BRIEF:
Exact reproduction of the data is required, with images excluded.

WORKING DATA:
** begin **

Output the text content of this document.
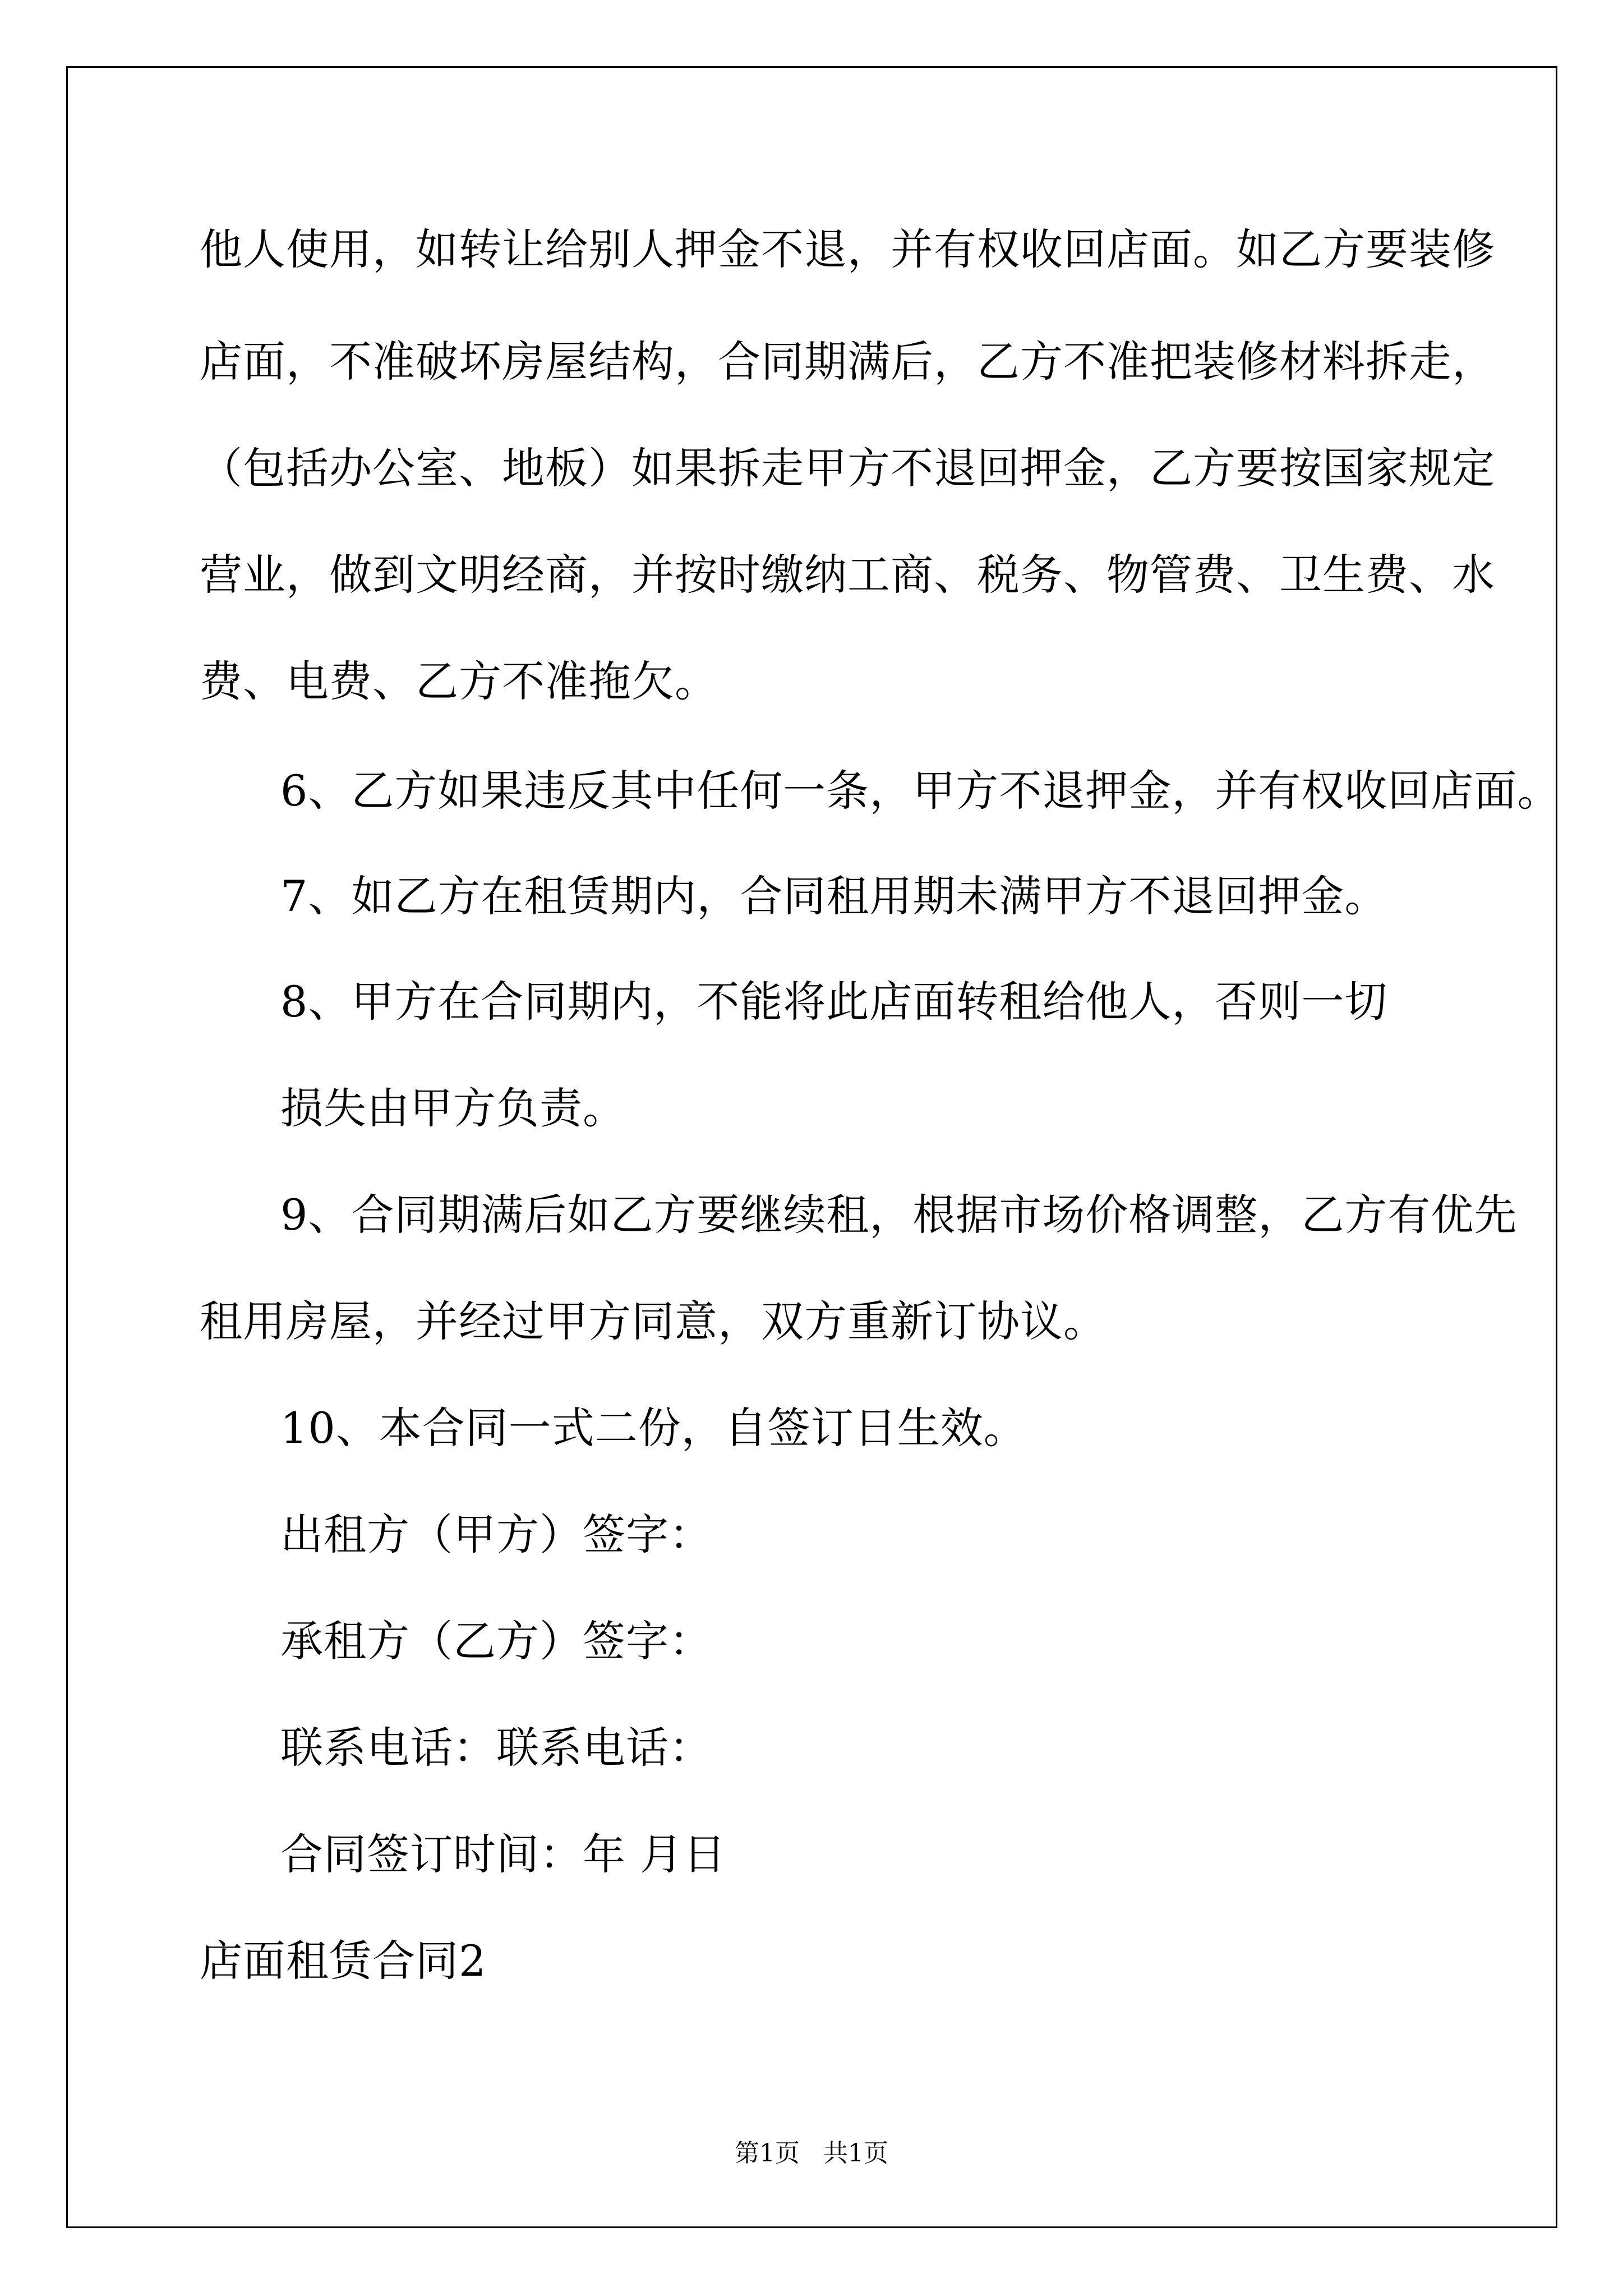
他人使用，如转让给别人押金不退，并有权收回店面。如乙方要装修
店面，不准破坏房屋结构，合同期满后，乙方不准把装修材料拆走，
（包括办公室、地板）如果拆走甲方不退回押金，乙方要按国家规定
营业，做到文明经商，并按时缴纳工商、税务、物管费、卫生费、水
费、电费、乙方不准拖欠。
6、乙方如果违反其中任何一条，甲方不退押金，并有权收回店面。
7、如乙方在租赁期内，合同租用期未满甲方不退回押金。
8、甲方在合同期内，不能将此店面转租给他人，否则一切
损失由甲方负责。
9、合同期满后如乙方要继续租，根据市场价格调整，乙方有优先
租用房屋，并经过甲方同意，双方重新订协议。
10、本合同一式二份，自签订日生效。
出租方（甲方）签字：
承租方（乙方）签字：
联系电话：联系电话：
合同签订时间：年 月日
店面租赁合同2
第1页   共1页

** end **

EXERCISE SOLUTION:
Output the text content of this document.
他人使用，如转让给别人押金不退，并有权收回店面。如乙方要装修
店面，不准破坏房屋结构，合同期满后，乙方不准把装修材料拆走，
（包括办公室、地板）如果拆走甲方不退回押金，乙方要按国家规定
营业，做到文明经商，并按时缴纳工商、税务、物管费、卫生费、水
费、电费、乙方不准拖欠。
6、乙方如果违反其中任何一条，甲方不退押金，并有权收回店面。
7、如乙方在租赁期内，合同租用期未满甲方不退回押金。
8、甲方在合同期内，不能将此店面转租给他人，否则一切
损失由甲方负责。
9、合同期满后如乙方要继续租，根据市场价格调整，乙方有优先
租用房屋，并经过甲方同意，双方重新订协议。
10、本合同一式二份，自签订日生效。
出租方（甲方）签字：
承租方（乙方）签字：
联系电话：联系电话：
合同签订时间：年 月日
店面租赁合同2
第1页   共1页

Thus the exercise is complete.